Locate the word "uning" in the entries below, then gather every line that holds it.

# GIVEN INFORMATION start

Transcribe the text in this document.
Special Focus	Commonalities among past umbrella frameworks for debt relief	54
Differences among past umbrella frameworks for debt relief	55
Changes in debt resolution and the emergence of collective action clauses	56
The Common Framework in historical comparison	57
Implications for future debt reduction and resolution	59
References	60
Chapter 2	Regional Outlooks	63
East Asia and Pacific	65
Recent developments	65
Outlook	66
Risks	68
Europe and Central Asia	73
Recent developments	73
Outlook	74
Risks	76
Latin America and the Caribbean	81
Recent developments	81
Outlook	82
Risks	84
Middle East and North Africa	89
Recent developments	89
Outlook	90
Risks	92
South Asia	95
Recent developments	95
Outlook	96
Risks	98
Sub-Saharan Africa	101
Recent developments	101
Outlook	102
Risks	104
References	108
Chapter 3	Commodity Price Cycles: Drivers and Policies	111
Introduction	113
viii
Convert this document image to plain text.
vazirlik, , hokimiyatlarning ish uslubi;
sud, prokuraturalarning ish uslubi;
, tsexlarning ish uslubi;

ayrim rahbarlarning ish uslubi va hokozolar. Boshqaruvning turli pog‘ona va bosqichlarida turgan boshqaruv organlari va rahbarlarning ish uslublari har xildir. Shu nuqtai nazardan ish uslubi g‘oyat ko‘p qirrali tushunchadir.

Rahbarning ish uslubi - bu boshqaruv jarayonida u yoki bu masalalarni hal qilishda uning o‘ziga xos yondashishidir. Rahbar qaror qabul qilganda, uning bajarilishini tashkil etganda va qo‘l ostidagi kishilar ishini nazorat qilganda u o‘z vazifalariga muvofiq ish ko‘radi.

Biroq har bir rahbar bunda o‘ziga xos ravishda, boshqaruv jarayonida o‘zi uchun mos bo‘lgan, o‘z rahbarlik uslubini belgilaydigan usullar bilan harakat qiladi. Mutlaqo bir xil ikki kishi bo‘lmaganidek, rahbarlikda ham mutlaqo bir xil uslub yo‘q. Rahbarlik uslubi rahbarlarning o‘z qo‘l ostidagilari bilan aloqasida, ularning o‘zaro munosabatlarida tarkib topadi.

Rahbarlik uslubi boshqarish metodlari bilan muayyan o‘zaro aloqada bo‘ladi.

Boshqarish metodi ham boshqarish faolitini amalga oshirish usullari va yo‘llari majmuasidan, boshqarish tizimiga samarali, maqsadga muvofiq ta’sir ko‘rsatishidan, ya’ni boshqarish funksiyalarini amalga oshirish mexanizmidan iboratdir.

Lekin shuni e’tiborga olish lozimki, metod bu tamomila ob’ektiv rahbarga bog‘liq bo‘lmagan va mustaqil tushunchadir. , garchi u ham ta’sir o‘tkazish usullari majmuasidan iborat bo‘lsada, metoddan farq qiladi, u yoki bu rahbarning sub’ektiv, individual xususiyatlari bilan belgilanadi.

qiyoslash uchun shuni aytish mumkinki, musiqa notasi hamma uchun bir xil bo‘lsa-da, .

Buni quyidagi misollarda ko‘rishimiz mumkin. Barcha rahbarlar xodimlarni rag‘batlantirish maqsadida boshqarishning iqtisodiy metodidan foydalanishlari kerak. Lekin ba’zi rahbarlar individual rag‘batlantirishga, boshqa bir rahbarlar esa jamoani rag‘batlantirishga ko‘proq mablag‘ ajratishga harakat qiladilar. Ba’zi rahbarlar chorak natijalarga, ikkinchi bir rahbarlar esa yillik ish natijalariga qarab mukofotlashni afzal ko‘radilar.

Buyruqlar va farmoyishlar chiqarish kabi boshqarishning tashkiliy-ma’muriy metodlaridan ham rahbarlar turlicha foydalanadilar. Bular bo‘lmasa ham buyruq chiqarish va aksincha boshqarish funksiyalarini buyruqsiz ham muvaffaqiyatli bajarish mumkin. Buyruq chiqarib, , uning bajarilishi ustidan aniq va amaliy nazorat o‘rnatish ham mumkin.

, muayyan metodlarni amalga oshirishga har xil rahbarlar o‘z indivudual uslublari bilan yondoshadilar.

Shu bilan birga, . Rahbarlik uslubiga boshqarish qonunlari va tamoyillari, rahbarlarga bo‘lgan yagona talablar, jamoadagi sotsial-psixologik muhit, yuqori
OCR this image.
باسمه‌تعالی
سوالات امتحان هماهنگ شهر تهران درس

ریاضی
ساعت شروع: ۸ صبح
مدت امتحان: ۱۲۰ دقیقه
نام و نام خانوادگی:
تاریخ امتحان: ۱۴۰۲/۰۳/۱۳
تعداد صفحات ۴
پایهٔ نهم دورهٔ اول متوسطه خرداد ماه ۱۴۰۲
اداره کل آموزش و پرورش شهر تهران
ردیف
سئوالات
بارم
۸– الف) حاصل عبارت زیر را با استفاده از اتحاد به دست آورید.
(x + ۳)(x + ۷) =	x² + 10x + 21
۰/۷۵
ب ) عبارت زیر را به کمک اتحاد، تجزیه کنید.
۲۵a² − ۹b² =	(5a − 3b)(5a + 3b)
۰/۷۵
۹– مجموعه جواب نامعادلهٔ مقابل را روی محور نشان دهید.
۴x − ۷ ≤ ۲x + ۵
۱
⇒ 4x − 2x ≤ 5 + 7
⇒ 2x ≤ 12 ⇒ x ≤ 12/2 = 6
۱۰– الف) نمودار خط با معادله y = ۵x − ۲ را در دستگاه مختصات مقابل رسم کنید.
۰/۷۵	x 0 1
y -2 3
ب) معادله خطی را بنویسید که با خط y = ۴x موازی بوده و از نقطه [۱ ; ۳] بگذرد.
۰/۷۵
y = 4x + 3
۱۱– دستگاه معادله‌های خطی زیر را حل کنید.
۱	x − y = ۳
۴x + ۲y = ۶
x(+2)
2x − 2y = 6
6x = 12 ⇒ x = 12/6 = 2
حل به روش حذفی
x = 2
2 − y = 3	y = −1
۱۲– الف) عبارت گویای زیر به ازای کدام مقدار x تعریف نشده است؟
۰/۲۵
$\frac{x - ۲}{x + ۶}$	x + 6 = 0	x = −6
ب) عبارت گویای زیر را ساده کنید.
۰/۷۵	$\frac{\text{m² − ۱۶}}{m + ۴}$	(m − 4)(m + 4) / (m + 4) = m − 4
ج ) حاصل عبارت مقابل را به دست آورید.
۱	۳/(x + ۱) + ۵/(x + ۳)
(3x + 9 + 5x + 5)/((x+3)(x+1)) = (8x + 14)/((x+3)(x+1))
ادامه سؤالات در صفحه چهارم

# GIVEN INFORMATION end

§ **CORRECT RESULT**
Rahbarning ish uslubi - bu boshqaruv jarayonida u yoki bu masalalarni hal qilishda uning o‘ziga xos yondashishidir. Rahbar qaror qabul qilganda, uning bajarilishini tashkil etganda va qo‘l ostidagi kishilar ishini nazorat qilganda u o‘z vazifalariga muvofiq ish ko‘radi.
Buyruqlar va farmoyishlar chiqarish kabi boshqarishning tashkiliy-ma’muriy metodlaridan ham rahbarlar turlicha foydalanadilar. Bular bo‘lmasa ham buyruq chiqarish va aksincha boshqarish funksiyalarini buyruqsiz ham muvaffaqiyatli bajarish mumkin. Buyruq chiqarib, , uning bajarilishi ustidan aniq va amaliy nazorat o‘rnatish ham mumkin.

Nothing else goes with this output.